Short task:
Count how many lines contain "Kick" and reply with that number only.

[Records]
........

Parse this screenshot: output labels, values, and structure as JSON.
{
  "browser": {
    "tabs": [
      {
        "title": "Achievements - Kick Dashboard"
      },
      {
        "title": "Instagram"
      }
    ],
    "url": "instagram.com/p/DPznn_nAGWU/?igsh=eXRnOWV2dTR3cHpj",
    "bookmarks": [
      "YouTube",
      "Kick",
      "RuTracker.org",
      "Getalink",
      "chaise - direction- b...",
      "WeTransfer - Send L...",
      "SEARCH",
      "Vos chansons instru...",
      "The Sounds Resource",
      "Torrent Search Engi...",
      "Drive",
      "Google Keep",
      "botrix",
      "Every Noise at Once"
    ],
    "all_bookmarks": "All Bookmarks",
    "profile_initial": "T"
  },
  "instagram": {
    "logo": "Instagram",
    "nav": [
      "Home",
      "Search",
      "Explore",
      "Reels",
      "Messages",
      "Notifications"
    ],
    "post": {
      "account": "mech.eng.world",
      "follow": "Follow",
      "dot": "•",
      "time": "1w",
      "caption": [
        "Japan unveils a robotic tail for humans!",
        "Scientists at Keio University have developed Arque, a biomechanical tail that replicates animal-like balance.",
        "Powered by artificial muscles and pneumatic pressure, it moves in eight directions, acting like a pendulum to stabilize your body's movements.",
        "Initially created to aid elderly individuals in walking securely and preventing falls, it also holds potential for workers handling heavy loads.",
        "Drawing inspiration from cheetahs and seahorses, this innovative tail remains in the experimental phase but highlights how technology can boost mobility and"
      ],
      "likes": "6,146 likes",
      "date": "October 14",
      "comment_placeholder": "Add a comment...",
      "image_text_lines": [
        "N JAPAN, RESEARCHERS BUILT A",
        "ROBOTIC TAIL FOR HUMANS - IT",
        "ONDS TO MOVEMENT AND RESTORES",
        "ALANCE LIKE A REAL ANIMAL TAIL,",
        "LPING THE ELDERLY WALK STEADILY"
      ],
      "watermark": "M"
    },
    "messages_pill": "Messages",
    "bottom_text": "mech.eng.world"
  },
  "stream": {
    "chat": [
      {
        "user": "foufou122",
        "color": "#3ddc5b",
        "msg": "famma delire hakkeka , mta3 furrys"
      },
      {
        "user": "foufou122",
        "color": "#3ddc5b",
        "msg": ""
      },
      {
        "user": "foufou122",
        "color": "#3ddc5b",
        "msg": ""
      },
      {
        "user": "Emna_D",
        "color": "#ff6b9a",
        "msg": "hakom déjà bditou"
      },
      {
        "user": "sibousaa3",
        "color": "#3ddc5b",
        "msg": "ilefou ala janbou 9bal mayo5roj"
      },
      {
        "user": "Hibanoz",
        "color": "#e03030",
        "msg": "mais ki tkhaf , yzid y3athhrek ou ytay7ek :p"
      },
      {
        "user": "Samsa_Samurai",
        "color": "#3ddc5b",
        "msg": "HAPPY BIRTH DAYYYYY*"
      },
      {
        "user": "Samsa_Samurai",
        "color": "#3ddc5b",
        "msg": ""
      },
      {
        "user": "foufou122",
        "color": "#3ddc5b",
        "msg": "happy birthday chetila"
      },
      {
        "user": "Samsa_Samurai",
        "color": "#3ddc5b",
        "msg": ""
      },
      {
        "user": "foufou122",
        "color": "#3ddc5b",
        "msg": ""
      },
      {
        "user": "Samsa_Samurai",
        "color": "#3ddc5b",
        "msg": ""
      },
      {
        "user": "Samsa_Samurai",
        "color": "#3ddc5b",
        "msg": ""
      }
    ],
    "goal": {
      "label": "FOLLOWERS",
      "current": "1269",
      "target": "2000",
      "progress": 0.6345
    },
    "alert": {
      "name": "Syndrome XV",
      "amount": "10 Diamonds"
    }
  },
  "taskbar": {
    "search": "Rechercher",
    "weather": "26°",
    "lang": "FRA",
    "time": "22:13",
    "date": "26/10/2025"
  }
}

........

Task response:
2